**WRITTEN INSTRUCTION:** Repeat each record below exactly, dropping the pictures.

Stored records:
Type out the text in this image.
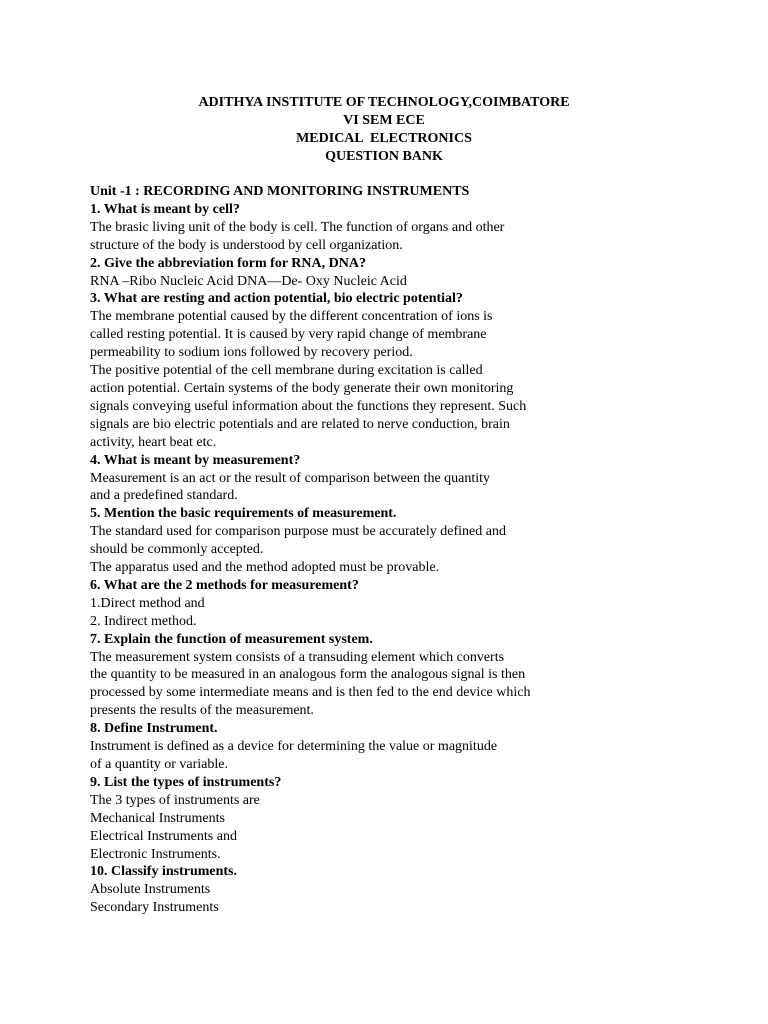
ADITHYA INSTITUTE OF TECHNOLOGY,COIMBATORE
VI SEM ECE
MEDICAL  ELECTRONICS
QUESTION BANK
Unit -1 : RECORDING AND MONITORING INSTRUMENTS
1. What is meant by cell?
The brasic living unit of the body is cell. The function of organs and other
structure of the body is understood by cell organization.
2. Give the abbreviation form for RNA, DNA?
RNA –Ribo Nucleic Acid DNA—De- Oxy Nucleic Acid
3. What are resting and action potential, bio electric potential?
The membrane potential caused by the different concentration of ions is
called resting potential. It is caused by very rapid change of membrane
permeability to sodium ions followed by recovery period.
The positive potential of the cell membrane during excitation is called
action potential. Certain systems of the body generate their own monitoring
signals conveying useful information about the functions they represent. Such
signals are bio electric potentials and are related to nerve conduction, brain
activity, heart beat etc.
4. What is meant by measurement?
Measurement is an act or the result of comparison between the quantity
and a predefined standard.
5. Mention the basic requirements of measurement.
The standard used for comparison purpose must be accurately defined and
should be commonly accepted.
The apparatus used and the method adopted must be provable.
6. What are the 2 methods for measurement?
1.Direct method and
2. Indirect method.
7. Explain the function of measurement system.
The measurement system consists of a transuding element which converts
the quantity to be measured in an analogous form the analogous signal is then
processed by some intermediate means and is then fed to the end device which
presents the results of the measurement.
8. Define Instrument.
Instrument is defined as a device for determining the value or magnitude
of a quantity or variable.
9. List the types of instruments?
The 3 types of instruments are
Mechanical Instruments
Electrical Instruments and
Electronic Instruments.
10. Classify instruments.
Absolute Instruments
Secondary Instruments
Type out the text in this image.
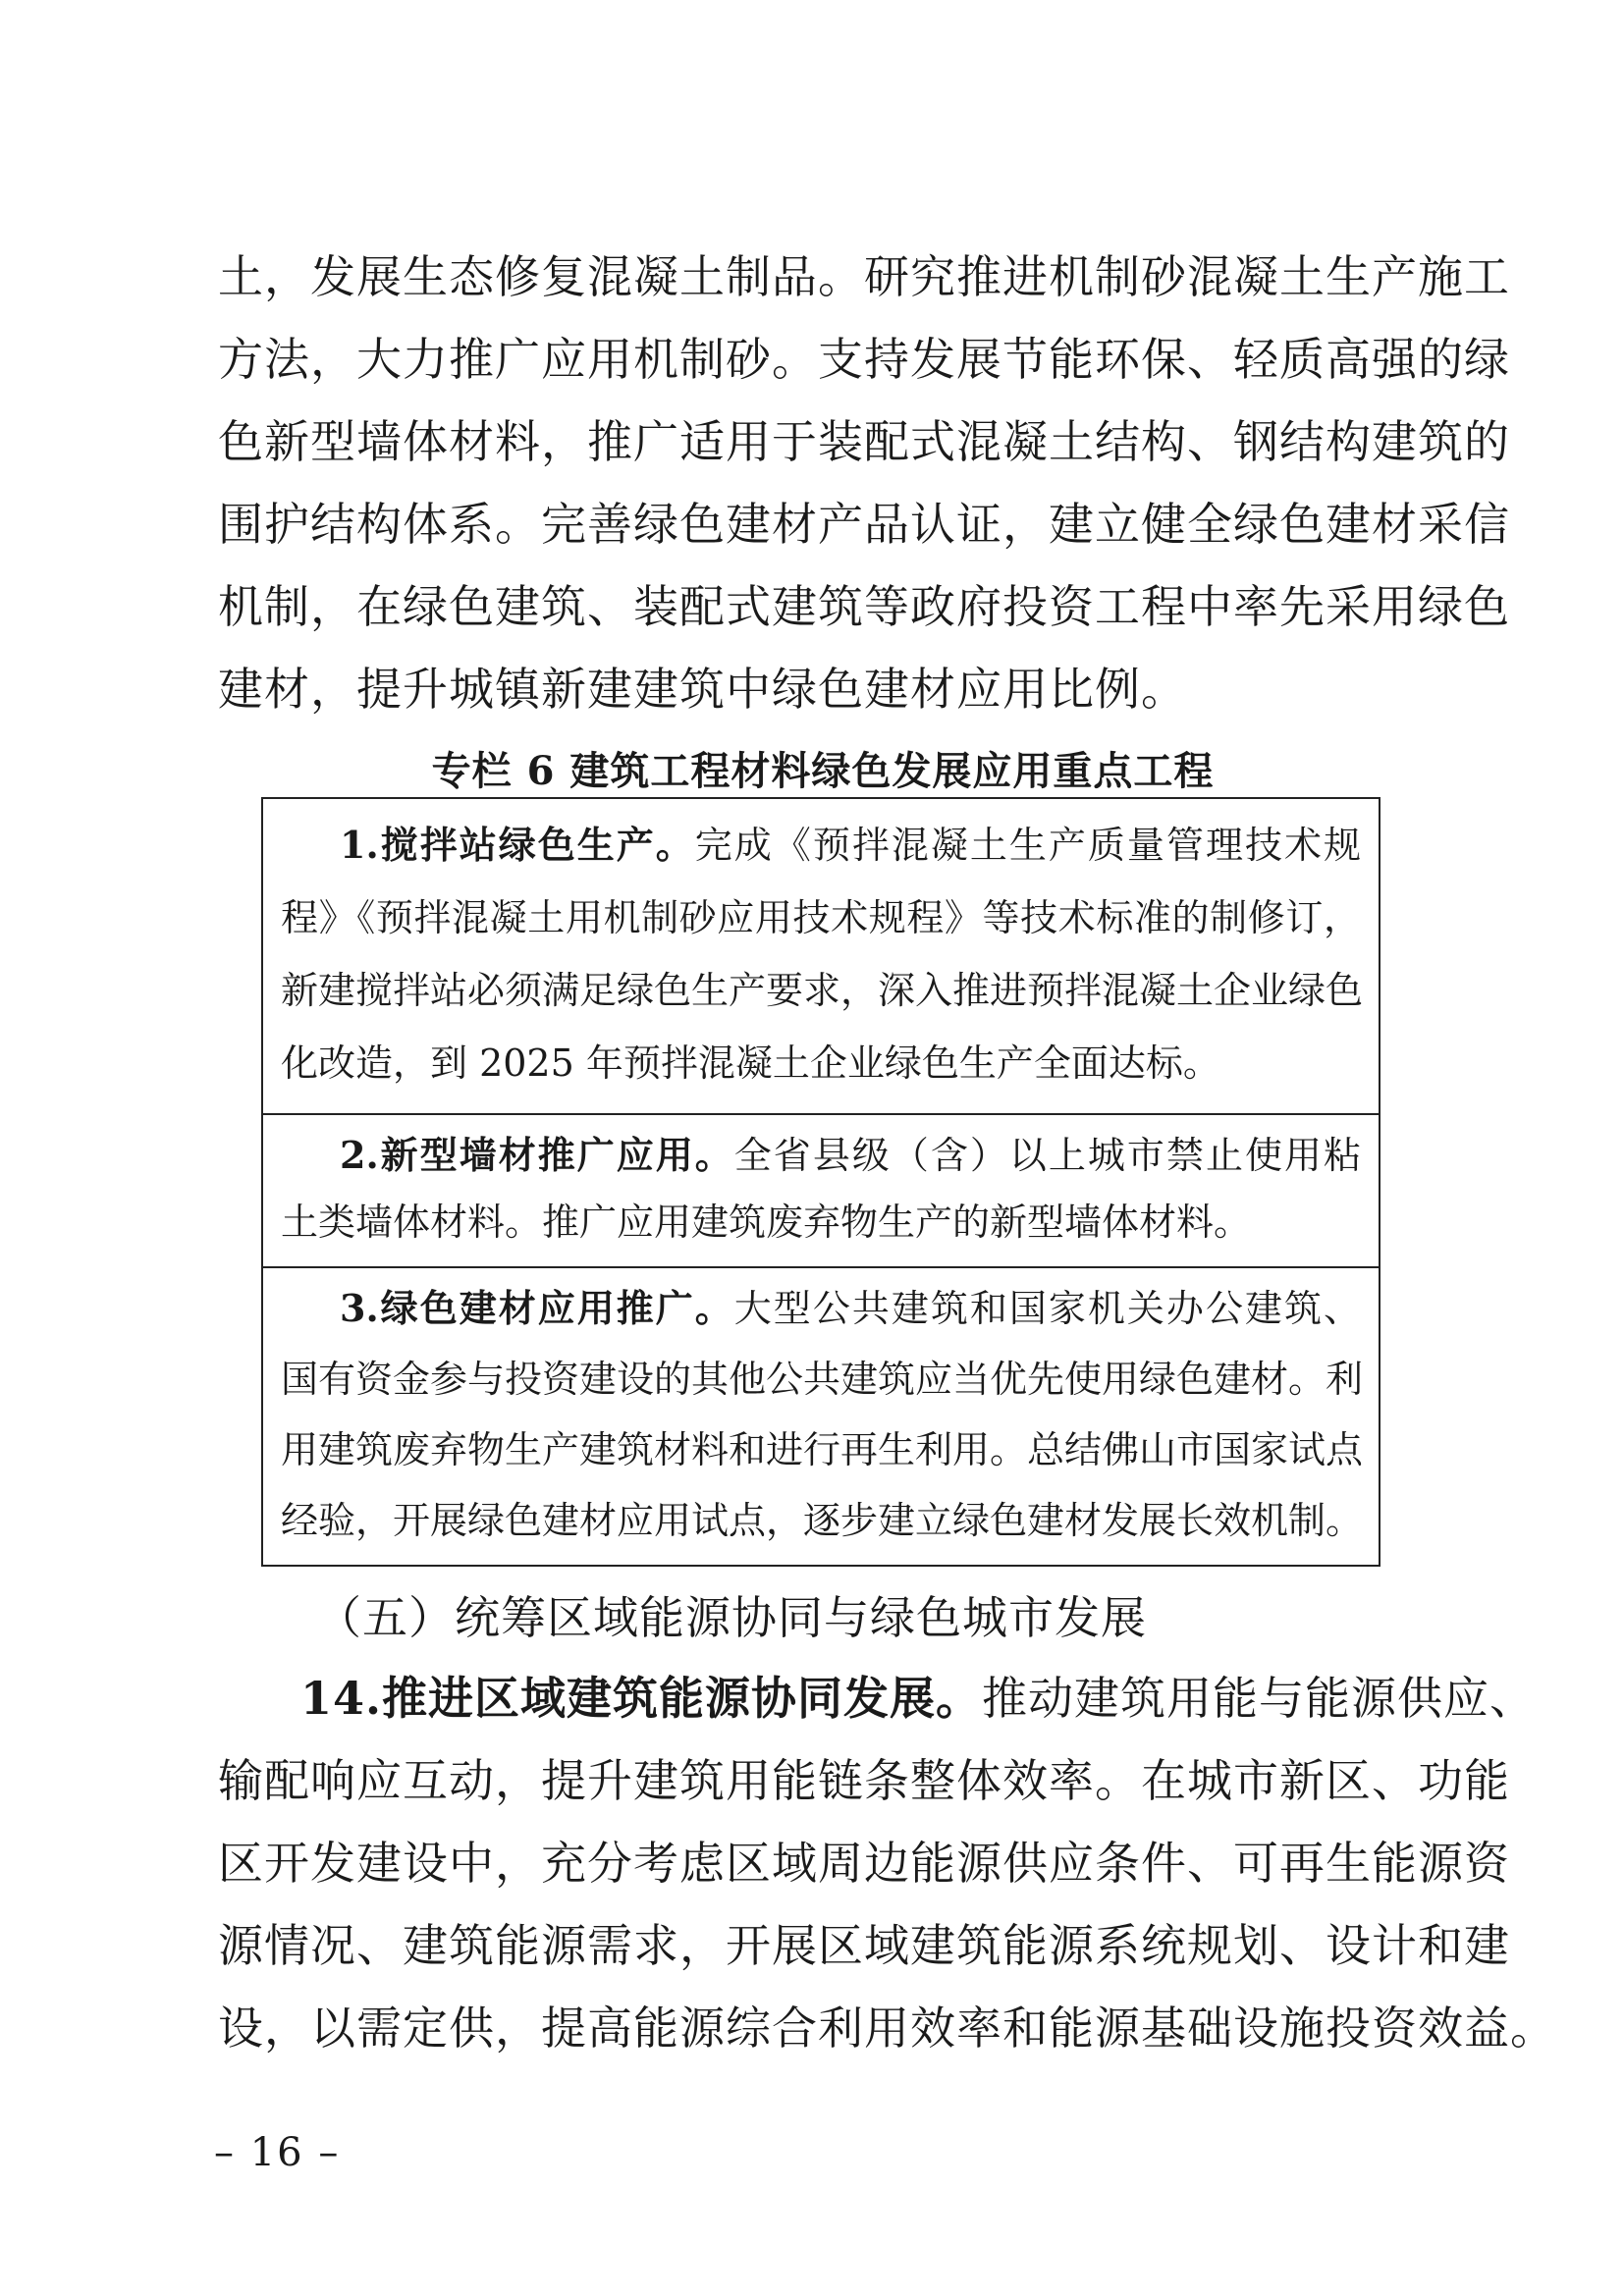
土，发展生态修复混凝土制品。研究推进机制砂混凝土生产施工
方法，大力推广应用机制砂。支持发展节能环保、轻质高强的绿
色新型墙体材料，推广适用于装配式混凝土结构、钢结构建筑的
围护结构体系。完善绿色建材产品认证，建立健全绿色建材采信
机制，在绿色建筑、装配式建筑等政府投资工程中率先采用绿色
建材，提升城镇新建建筑中绿色建材应用比例。
专栏 6 建筑工程材料绿色发展应用重点工程
1.搅拌站绿色生产。完成《预拌混凝土生产质量管理技术规
程》《预拌混凝土用机制砂应用技术规程》等技术标准的制修订，
新建搅拌站必须满足绿色生产要求，深入推进预拌混凝土企业绿色
化改造，到 2025 年预拌混凝土企业绿色生产全面达标。
2.新型墙材推广应用。全省县级（含）以上城市禁止使用粘
土类墙体材料。推广应用建筑废弃物生产的新型墙体材料。
3.绿色建材应用推广。大型公共建筑和国家机关办公建筑、
国有资金参与投资建设的其他公共建筑应当优先使用绿色建材。利
用建筑废弃物生产建筑材料和进行再生利用。总结佛山市国家试点
经验，开展绿色建材应用试点，逐步建立绿色建材发展长效机制。
（五）统筹区域能源协同与绿色城市发展
14.推进区域建筑能源协同发展。推动建筑用能与能源供应、
输配响应互动，提升建筑用能链条整体效率。在城市新区、功能
区开发建设中，充分考虑区域周边能源供应条件、可再生能源资
源情况、建筑能源需求，开展区域建筑能源系统规划、设计和建
设，以需定供，提高能源综合利用效率和能源基础设施投资效益。
– 16 –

**OUTPUT OF THE TASK:**
Type out the text in this image.
ADITHYA INSTITUTE OF TECHNOLOGY,COIMBATORE
VI SEM ECE
MEDICAL  ELECTRONICS
QUESTION BANK
Unit -1 : RECORDING AND MONITORING INSTRUMENTS
1. What is meant by cell?
The brasic living unit of the body is cell. The function of organs and other
structure of the body is understood by cell organization.
2. Give the abbreviation form for RNA, DNA?
RNA –Ribo Nucleic Acid DNA—De- Oxy Nucleic Acid
3. What are resting and action potential, bio electric potential?
The membrane potential caused by the different concentration of ions is
called resting potential. It is caused by very rapid change of membrane
permeability to sodium ions followed by recovery period.
The positive potential of the cell membrane during excitation is called
action potential. Certain systems of the body generate their own monitoring
signals conveying useful information about the functions they represent. Such
signals are bio electric potentials and are related to nerve conduction, brain
activity, heart beat etc.
4. What is meant by measurement?
Measurement is an act or the result of comparison between the quantity
and a predefined standard.
5. Mention the basic requirements of measurement.
The standard used for comparison purpose must be accurately defined and
should be commonly accepted.
The apparatus used and the method adopted must be provable.
6. What are the 2 methods for measurement?
1.Direct method and
2. Indirect method.
7. Explain the function of measurement system.
The measurement system consists of a transuding element which converts
the quantity to be measured in an analogous form the analogous signal is then
processed by some intermediate means and is then fed to the end device which
presents the results of the measurement.
8. Define Instrument.
Instrument is defined as a device for determining the value or magnitude
of a quantity or variable.
9. List the types of instruments?
The 3 types of instruments are
Mechanical Instruments
Electrical Instruments and
Electronic Instruments.
10. Classify instruments.
Absolute Instruments
Secondary Instruments
Type out the text in this image.
土，发展生态修复混凝土制品。研究推进机制砂混凝土生产施工
方法，大力推广应用机制砂。支持发展节能环保、轻质高强的绿
色新型墙体材料，推广适用于装配式混凝土结构、钢结构建筑的
围护结构体系。完善绿色建材产品认证，建立健全绿色建材采信
机制，在绿色建筑、装配式建筑等政府投资工程中率先采用绿色
建材，提升城镇新建建筑中绿色建材应用比例。
专栏 6 建筑工程材料绿色发展应用重点工程
1.搅拌站绿色生产。完成《预拌混凝土生产质量管理技术规
程》《预拌混凝土用机制砂应用技术规程》等技术标准的制修订，
新建搅拌站必须满足绿色生产要求，深入推进预拌混凝土企业绿色
化改造，到 2025 年预拌混凝土企业绿色生产全面达标。
2.新型墙材推广应用。全省县级（含）以上城市禁止使用粘
土类墙体材料。推广应用建筑废弃物生产的新型墙体材料。
3.绿色建材应用推广。大型公共建筑和国家机关办公建筑、
国有资金参与投资建设的其他公共建筑应当优先使用绿色建材。利
用建筑废弃物生产建筑材料和进行再生利用。总结佛山市国家试点
经验，开展绿色建材应用试点，逐步建立绿色建材发展长效机制。
（五）统筹区域能源协同与绿色城市发展
14.推进区域建筑能源协同发展。推动建筑用能与能源供应、
输配响应互动，提升建筑用能链条整体效率。在城市新区、功能
区开发建设中，充分考虑区域周边能源供应条件、可再生能源资
源情况、建筑能源需求，开展区域建筑能源系统规划、设计和建
设，以需定供，提高能源综合利用效率和能源基础设施投资效益。
– 16 –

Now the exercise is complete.